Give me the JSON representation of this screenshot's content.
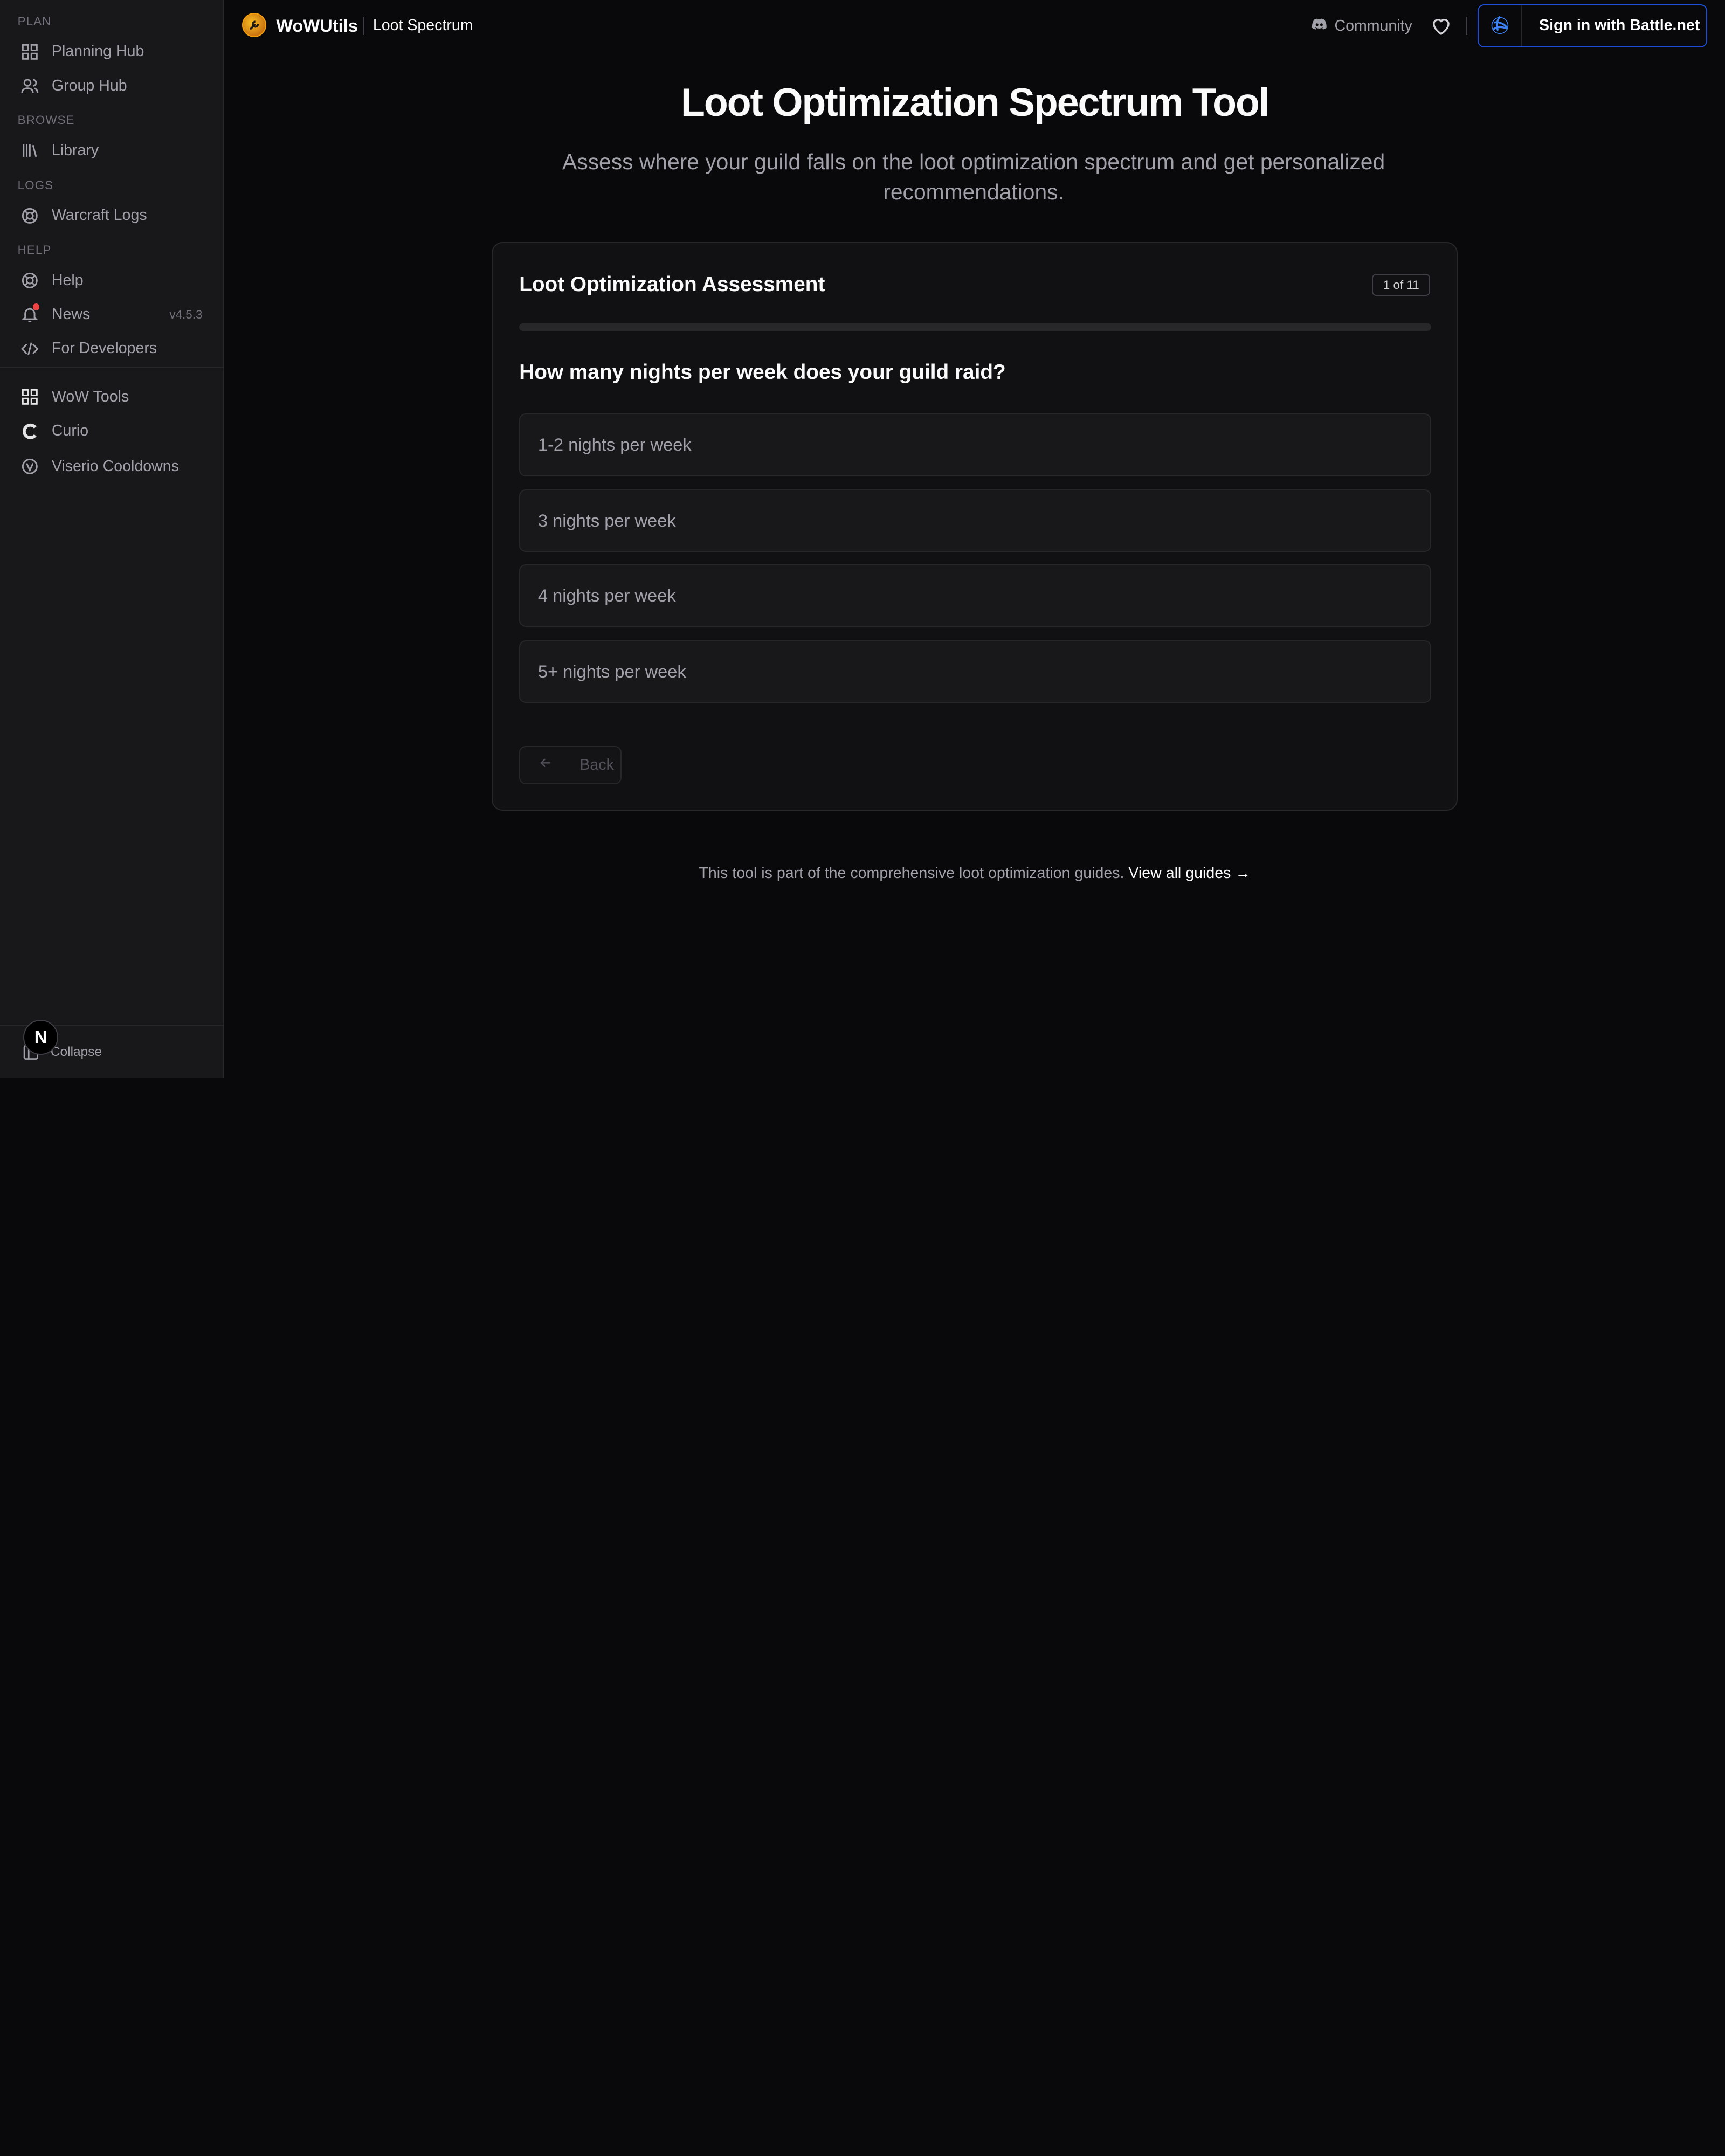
{
  "sidebar": {
    "sections": [
      "PLAN",
      "BROWSE",
      "LOGS",
      "HELP"
    ],
    "items": [
      {
        "label": "Planning Hub",
        "icon": "grid-icon"
      },
      {
        "label": "Group Hub",
        "icon": "users-icon"
      },
      {
        "label": "Library",
        "icon": "library-icon"
      },
      {
        "label": "Warcraft Logs",
        "icon": "warcraft-logs-icon"
      },
      {
        "label": "Help",
        "icon": "lifebuoy-icon"
      },
      {
        "label": "News",
        "icon": "bell-icon"
      },
      {
        "label": "For Developers",
        "icon": "code-icon"
      },
      {
        "label": "WoW Tools",
        "icon": "grid-icon"
      },
      {
        "label": "Curio",
        "icon": "curio-icon"
      },
      {
        "label": "Viserio Cooldowns",
        "icon": "viserio-icon"
      }
    ],
    "version": "v4.5.3",
    "collapse_label": "Collapse",
    "badge": "N"
  },
  "header": {
    "brand": "WoWUtils",
    "breadcrumb": "Loot Spectrum",
    "community": "Community",
    "signin": "Sign in with Battle.net"
  },
  "main": {
    "title": "Loot Optimization Spectrum Tool",
    "subtitle": "Assess where your guild falls on the loot optimization spectrum and get personalized recommendations."
  },
  "card": {
    "title": "Loot Optimization Assessment",
    "step": "1 of 11",
    "progress": 0.0,
    "question": "How many nights per week does your guild raid?",
    "options": [
      "1-2 nights per week",
      "3 nights per week",
      "4 nights per week",
      "5+ nights per week"
    ],
    "back": "Back"
  },
  "footer": {
    "text": "This tool is part of the comprehensive loot optimization guides.",
    "link": "View all guides →"
  },
  "colors": {
    "accent": "#1d4ed8",
    "background": "#09090b",
    "panel": "#18181b"
  }
}
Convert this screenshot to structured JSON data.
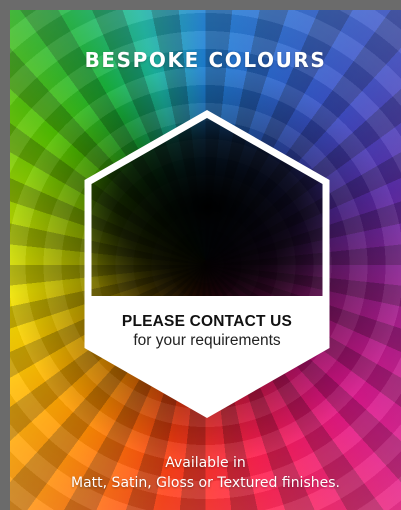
{
  "banner": {
    "title": "BESPOKE COLOURS",
    "contact_heading": "PLEASE CONTACT US",
    "contact_subtext": "for your requirements",
    "availability_line1": "Available in",
    "availability_line2": "Matt, Satin, Gloss or Textured finishes."
  },
  "colors": {
    "frame": "#6b6b6b",
    "text_light": "#ffffff",
    "text_dark": "#111111",
    "hexagon_fill": "#ffffff"
  },
  "icons": [
    "colour-wheel-graphic",
    "hexagon-badge"
  ]
}
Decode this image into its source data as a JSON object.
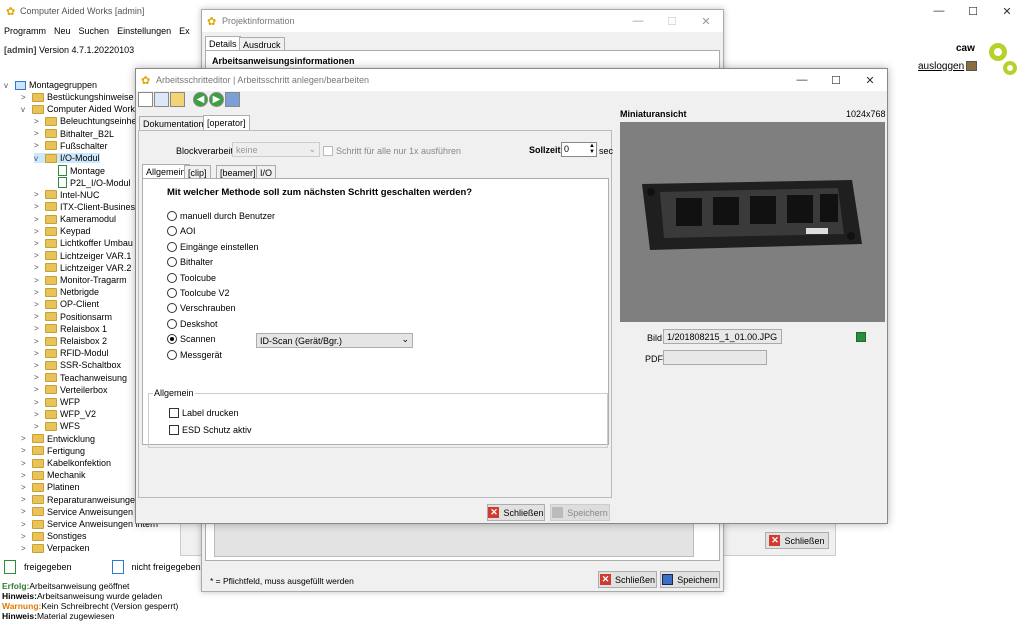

--------------------------------

> **What the exercise asks**:
Locate each line with the word "guides" and copy it.

> **Correct output**:
    "text": "This tool is part of the comprehensive loot optimization guides.",
    "link": "View all guides →"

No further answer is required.